# [Written exercise]
Render the lines starting at the one that contains "List each element" and ending at the one that contains "122, 596, 134]" as a JSON list of strings, one string per line, with blank lines left out.

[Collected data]
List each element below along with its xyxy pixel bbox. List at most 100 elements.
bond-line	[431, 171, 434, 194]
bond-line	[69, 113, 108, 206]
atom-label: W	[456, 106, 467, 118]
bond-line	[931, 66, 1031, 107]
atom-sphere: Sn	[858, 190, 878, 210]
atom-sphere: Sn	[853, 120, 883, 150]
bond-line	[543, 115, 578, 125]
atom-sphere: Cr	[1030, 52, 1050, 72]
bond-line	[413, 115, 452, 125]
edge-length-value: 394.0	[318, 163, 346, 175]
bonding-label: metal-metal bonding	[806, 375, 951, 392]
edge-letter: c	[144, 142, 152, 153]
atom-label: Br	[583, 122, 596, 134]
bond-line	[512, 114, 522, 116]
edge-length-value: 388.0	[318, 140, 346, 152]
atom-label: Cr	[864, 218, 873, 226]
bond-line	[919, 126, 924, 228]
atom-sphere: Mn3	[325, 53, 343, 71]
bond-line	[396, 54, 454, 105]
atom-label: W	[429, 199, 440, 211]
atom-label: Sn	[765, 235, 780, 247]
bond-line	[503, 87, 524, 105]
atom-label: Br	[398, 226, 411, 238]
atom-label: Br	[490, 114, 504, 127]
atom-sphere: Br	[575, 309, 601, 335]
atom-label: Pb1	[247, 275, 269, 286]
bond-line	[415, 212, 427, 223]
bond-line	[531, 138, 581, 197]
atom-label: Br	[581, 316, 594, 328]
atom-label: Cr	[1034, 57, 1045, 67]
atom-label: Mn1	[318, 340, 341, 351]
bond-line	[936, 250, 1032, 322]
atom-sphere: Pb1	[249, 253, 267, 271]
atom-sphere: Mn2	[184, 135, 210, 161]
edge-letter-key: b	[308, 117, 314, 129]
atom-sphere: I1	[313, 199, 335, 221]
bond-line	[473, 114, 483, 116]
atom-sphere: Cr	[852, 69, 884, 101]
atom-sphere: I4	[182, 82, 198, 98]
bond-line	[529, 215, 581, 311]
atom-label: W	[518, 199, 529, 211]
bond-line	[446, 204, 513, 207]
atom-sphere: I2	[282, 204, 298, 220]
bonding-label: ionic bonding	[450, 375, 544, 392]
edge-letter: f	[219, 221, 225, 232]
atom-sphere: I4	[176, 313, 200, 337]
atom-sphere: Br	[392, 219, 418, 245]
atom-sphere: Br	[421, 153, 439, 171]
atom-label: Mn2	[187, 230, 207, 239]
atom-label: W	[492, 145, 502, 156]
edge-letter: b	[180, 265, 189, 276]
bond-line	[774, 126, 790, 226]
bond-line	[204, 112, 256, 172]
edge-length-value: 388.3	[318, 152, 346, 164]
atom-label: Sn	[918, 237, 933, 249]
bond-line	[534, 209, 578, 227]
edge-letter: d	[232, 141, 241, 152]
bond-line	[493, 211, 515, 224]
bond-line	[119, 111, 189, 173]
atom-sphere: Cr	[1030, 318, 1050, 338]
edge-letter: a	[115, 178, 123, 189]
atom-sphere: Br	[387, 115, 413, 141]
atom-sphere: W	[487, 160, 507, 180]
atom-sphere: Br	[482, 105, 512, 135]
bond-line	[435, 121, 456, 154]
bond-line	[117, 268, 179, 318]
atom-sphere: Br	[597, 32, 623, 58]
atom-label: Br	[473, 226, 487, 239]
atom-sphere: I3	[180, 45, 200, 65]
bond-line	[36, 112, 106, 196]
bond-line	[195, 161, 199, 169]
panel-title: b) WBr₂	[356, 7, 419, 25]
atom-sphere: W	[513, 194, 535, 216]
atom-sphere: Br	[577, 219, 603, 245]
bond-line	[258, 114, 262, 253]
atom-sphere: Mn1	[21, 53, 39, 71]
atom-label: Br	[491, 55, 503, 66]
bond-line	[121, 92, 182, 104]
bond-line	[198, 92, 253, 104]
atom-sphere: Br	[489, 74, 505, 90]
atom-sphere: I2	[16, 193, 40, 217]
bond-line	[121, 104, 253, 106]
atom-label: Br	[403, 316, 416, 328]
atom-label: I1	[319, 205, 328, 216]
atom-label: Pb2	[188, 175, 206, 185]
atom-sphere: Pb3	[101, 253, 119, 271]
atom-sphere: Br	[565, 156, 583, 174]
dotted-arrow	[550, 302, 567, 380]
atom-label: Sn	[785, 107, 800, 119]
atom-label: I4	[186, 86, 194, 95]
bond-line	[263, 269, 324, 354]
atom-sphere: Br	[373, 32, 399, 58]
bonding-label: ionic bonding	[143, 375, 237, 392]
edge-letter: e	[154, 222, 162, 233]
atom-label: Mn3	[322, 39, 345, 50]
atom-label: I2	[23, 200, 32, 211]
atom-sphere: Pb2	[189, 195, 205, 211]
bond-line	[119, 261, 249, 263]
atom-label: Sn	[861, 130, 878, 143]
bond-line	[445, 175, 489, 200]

==

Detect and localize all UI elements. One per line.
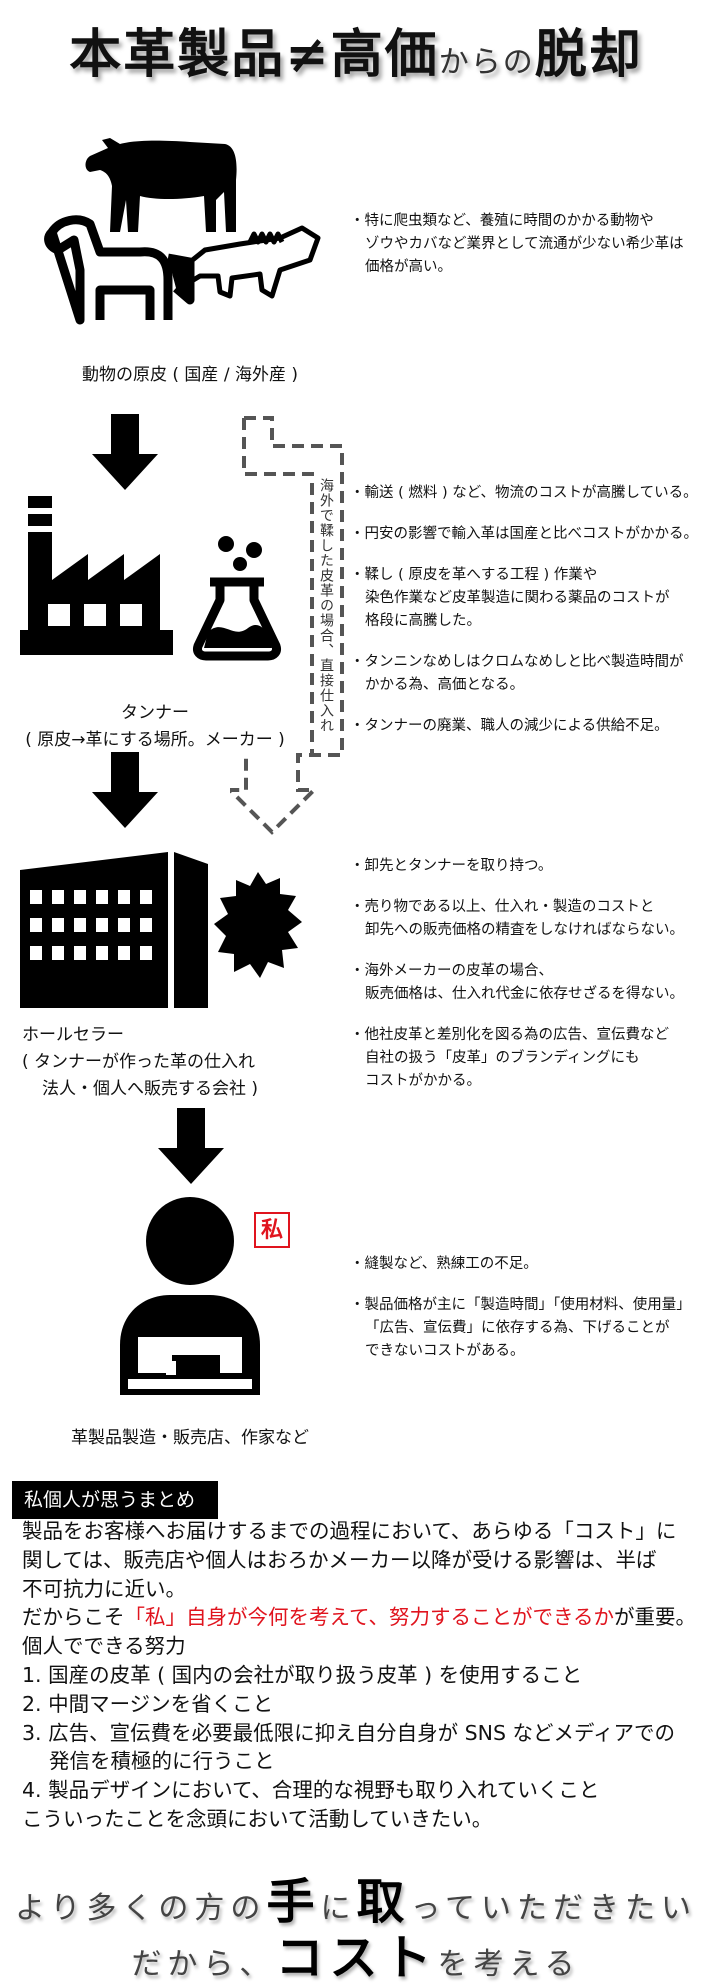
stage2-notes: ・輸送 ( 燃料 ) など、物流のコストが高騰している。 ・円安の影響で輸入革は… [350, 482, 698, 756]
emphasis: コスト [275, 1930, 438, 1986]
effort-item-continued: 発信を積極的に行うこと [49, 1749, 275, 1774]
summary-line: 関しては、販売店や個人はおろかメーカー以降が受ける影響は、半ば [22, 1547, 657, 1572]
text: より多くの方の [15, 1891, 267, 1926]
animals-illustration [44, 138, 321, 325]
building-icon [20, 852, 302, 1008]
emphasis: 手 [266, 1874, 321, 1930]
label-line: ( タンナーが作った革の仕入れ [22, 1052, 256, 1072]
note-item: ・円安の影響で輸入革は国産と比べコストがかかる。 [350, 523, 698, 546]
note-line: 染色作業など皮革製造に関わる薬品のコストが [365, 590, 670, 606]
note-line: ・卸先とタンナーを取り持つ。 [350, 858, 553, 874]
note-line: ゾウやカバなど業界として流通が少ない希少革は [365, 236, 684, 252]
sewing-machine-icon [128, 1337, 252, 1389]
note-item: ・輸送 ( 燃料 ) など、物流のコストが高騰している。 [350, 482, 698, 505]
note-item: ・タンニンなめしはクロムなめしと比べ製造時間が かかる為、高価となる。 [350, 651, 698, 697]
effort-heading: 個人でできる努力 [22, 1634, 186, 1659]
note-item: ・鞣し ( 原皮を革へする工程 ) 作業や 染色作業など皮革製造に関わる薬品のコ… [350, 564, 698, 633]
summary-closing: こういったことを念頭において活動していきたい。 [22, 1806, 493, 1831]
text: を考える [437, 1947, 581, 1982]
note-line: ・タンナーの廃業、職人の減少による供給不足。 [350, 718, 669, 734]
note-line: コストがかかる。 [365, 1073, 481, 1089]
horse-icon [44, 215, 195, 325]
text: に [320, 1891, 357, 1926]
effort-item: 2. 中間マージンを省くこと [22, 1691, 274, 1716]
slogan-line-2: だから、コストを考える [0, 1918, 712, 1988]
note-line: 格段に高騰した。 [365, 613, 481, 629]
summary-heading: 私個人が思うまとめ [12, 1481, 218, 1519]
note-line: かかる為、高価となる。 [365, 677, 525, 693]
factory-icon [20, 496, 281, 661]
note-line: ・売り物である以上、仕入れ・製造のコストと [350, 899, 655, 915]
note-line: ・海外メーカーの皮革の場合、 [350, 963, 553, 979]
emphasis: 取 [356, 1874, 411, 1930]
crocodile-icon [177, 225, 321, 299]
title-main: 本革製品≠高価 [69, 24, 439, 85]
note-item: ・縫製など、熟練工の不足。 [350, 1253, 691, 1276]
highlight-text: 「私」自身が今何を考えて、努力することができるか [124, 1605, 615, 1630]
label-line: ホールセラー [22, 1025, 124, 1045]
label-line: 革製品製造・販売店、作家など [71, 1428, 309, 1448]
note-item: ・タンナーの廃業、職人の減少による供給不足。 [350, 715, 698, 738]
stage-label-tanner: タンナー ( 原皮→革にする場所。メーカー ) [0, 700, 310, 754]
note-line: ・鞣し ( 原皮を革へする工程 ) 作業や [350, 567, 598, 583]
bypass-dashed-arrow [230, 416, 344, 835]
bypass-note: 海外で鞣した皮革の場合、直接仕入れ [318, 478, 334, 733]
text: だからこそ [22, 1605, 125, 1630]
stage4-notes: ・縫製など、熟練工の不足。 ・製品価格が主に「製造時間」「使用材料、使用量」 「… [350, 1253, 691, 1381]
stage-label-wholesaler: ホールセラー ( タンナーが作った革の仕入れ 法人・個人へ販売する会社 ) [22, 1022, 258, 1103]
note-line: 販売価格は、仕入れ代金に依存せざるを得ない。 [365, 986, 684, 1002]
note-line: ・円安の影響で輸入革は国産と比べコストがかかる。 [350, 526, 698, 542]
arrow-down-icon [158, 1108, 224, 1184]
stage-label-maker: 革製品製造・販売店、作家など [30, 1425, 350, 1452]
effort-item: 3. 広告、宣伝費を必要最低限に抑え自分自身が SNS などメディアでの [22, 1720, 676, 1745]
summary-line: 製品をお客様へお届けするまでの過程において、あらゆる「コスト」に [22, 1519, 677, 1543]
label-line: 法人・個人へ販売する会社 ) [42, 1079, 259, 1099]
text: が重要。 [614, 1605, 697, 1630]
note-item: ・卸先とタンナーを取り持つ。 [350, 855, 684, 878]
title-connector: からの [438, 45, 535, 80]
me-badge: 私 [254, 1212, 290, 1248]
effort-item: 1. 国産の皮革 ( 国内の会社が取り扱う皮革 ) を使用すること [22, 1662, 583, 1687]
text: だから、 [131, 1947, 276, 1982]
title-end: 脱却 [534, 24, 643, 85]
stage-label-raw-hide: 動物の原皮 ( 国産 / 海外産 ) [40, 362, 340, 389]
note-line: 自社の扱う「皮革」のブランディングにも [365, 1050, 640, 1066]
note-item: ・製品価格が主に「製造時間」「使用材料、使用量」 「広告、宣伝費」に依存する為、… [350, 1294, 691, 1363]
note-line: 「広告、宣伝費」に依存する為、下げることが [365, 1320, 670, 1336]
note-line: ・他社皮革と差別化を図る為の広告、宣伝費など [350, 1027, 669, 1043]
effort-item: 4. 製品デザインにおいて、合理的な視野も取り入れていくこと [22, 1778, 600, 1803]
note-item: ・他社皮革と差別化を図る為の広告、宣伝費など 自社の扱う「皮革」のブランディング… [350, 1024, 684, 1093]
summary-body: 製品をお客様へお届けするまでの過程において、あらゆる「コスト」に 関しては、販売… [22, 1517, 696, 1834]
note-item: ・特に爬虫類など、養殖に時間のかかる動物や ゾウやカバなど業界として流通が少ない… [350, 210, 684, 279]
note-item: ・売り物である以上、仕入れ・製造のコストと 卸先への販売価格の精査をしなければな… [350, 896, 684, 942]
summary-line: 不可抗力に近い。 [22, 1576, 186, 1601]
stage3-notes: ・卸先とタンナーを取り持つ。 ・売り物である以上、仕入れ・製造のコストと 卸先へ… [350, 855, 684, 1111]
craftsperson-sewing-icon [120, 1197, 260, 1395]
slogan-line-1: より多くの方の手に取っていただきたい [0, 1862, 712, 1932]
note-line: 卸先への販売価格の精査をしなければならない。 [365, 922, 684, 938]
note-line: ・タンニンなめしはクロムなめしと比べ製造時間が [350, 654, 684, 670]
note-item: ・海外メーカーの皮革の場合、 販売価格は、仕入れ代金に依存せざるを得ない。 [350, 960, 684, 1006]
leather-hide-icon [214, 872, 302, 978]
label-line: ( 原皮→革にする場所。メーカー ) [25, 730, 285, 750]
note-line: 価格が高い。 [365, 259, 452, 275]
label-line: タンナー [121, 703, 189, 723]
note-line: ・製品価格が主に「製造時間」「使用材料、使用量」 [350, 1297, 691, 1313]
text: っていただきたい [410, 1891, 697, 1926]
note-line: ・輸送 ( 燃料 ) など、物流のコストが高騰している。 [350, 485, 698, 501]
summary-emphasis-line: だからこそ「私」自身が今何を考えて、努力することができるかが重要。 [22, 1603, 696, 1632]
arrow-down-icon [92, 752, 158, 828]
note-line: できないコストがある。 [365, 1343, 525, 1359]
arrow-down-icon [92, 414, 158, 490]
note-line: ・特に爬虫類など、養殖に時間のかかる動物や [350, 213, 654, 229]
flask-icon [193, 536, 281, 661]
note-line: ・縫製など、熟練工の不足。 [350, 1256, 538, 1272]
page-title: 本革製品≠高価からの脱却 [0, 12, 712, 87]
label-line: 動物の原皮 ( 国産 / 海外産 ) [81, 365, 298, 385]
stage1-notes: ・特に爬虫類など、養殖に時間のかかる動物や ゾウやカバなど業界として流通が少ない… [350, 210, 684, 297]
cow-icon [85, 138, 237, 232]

# [Correct answer]
[
  "List each element below along with its xyxy pixel bbox. List at most 100 elements.",
  "bond-line\t[431, 171, 434, 194]",
  "bond-line\t[69, 113, 108, 206]",
  "atom-label: W\t[456, 106, 467, 118]",
  "bond-line\t[931, 66, 1031, 107]",
  "atom-sphere: Sn\t[858, 190, 878, 210]",
  "atom-sphere: Sn\t[853, 120, 883, 150]",
  "bond-line\t[543, 115, 578, 125]",
  "atom-sphere: Cr\t[1030, 52, 1050, 72]",
  "bond-line\t[413, 115, 452, 125]",
  "edge-length-value: 394.0\t[318, 163, 346, 175]",
  "bonding-label: metal-metal bonding\t[806, 375, 951, 392]",
  "edge-letter: c\t[144, 142, 152, 153]",
  "atom-label: Br\t[583, 122, 596, 134]"
]